(Exercise description):
Each entry has to be copied exactly, with nothing missed.

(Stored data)
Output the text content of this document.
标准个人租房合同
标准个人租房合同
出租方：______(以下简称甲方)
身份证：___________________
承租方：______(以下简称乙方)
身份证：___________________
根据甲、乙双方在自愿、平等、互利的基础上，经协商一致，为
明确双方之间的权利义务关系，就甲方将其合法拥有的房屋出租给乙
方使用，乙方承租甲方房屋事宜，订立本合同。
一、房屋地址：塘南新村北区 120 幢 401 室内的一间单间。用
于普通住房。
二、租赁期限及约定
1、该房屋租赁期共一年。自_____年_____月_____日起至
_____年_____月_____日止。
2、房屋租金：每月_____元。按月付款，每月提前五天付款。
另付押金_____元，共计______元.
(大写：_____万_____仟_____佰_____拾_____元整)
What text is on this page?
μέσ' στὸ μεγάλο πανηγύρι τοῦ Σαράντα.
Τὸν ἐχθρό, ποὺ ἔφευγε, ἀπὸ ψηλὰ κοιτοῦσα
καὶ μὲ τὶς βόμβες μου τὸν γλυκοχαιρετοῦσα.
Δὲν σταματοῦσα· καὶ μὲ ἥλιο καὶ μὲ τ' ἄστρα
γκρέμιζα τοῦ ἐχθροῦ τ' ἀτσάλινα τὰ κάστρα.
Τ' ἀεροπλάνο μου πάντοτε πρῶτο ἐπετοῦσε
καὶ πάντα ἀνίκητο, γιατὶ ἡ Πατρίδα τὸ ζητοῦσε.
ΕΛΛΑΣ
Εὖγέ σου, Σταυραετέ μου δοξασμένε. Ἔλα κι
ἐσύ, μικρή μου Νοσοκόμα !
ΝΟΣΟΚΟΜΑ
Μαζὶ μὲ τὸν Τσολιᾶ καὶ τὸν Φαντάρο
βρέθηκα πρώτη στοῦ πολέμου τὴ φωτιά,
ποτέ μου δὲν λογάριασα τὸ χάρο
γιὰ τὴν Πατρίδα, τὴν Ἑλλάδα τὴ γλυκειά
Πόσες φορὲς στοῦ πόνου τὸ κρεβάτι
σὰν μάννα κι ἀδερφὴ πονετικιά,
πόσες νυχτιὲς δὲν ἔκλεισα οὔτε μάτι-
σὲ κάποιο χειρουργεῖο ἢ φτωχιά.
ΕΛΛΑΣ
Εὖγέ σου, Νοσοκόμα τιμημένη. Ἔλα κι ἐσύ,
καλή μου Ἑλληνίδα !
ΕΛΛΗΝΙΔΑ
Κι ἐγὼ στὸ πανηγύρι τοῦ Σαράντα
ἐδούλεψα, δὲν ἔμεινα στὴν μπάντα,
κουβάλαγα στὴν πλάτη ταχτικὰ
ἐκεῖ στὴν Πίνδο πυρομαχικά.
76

(Written solution):
Output the text content of this document.
标准个人租房合同
标准个人租房合同
出租方：______(以下简称甲方)
身份证：___________________
承租方：______(以下简称乙方)
身份证：___________________
根据甲、乙双方在自愿、平等、互利的基础上，经协商一致，为
明确双方之间的权利义务关系，就甲方将其合法拥有的房屋出租给乙
方使用，乙方承租甲方房屋事宜，订立本合同。
一、房屋地址：塘南新村北区 120 幢 401 室内的一间单间。用
于普通住房。
二、租赁期限及约定
1、该房屋租赁期共一年。自_____年_____月_____日起至
_____年_____月_____日止。
2、房屋租金：每月_____元。按月付款，每月提前五天付款。
另付押金_____元，共计______元.
(大写：_____万_____仟_____佰_____拾_____元整)
What text is on this page?
μέσ' στὸ μεγάλο πανηγύρι τοῦ Σαράντα.
Τὸν ἐχθρό, ποὺ ἔφευγε, ἀπὸ ψηλὰ κοιτοῦσα
καὶ μὲ τὶς βόμβες μου τὸν γλυκοχαιρετοῦσα.
Δὲν σταματοῦσα· καὶ μὲ ἥλιο καὶ μὲ τ' ἄστρα
γκρέμιζα τοῦ ἐχθροῦ τ' ἀτσάλινα τὰ κάστρα.
Τ' ἀεροπλάνο μου πάντοτε πρῶτο ἐπετοῦσε
καὶ πάντα ἀνίκητο, γιατὶ ἡ Πατρίδα τὸ ζητοῦσε.
ΕΛΛΑΣ
Εὖγέ σου, Σταυραετέ μου δοξασμένε. Ἔλα κι
ἐσύ, μικρή μου Νοσοκόμα !
ΝΟΣΟΚΟΜΑ
Μαζὶ μὲ τὸν Τσολιᾶ καὶ τὸν Φαντάρο
βρέθηκα πρώτη στοῦ πολέμου τὴ φωτιά,
ποτέ μου δὲν λογάριασα τὸ χάρο
γιὰ τὴν Πατρίδα, τὴν Ἑλλάδα τὴ γλυκειά
Πόσες φορὲς στοῦ πόνου τὸ κρεβάτι
σὰν μάννα κι ἀδερφὴ πονετικιά,
πόσες νυχτιὲς δὲν ἔκλεισα οὔτε μάτι-
σὲ κάποιο χειρουργεῖο ἢ φτωχιά.
ΕΛΛΑΣ
Εὖγέ σου, Νοσοκόμα τιμημένη. Ἔλα κι ἐσύ,
καλή μου Ἑλληνίδα !
ΕΛΛΗΝΙΔΑ
Κι ἐγὼ στὸ πανηγύρι τοῦ Σαράντα
ἐδούλεψα, δὲν ἔμεινα στὴν μπάντα,
κουβάλαγα στὴν πλάτη ταχτικὰ
ἐκεῖ στὴν Πίνδο πυρομαχικά.
76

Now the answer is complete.